* Instructions to follow
Gather the lines that hold the string "intuitif".
---- Dataset
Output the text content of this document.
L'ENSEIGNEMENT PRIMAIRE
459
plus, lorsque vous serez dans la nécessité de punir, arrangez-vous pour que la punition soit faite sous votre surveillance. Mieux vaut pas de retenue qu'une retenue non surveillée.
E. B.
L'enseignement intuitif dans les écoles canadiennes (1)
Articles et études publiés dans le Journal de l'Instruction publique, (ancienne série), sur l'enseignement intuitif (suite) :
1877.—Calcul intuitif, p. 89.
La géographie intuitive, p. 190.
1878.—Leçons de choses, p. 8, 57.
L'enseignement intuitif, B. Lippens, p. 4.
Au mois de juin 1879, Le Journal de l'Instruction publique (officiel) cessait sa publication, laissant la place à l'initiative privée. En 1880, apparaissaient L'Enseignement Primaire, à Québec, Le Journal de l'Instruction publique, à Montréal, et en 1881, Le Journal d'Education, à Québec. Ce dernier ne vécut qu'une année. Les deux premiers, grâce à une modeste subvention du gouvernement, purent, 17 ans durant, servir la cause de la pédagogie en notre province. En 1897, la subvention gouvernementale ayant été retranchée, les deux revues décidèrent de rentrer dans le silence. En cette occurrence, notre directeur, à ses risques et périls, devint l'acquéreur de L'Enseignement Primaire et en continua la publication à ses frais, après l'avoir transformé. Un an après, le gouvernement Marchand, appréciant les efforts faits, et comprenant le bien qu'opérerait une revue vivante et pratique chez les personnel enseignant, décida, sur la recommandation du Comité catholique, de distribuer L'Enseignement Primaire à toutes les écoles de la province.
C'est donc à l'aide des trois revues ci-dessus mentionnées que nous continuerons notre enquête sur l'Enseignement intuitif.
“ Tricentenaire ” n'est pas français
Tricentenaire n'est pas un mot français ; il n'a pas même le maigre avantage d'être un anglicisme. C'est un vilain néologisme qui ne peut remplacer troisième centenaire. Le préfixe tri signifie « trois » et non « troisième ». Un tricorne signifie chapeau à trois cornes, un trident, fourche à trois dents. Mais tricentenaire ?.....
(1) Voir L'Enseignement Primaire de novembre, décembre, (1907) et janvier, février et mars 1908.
--------
* Result of the task
L'enseignement intuitif dans les écoles canadiennes (1)
Articles et études publiés dans le Journal de l'Instruction publique, (ancienne série), sur l'enseignement intuitif (suite) :
1877.—Calcul intuitif, p. 89.
L'enseignement intuitif, B. Lippens, p. 4.
C'est donc à l'aide des trois revues ci-dessus mentionnées que nous continuerons notre enquête sur l'Enseignement intuitif.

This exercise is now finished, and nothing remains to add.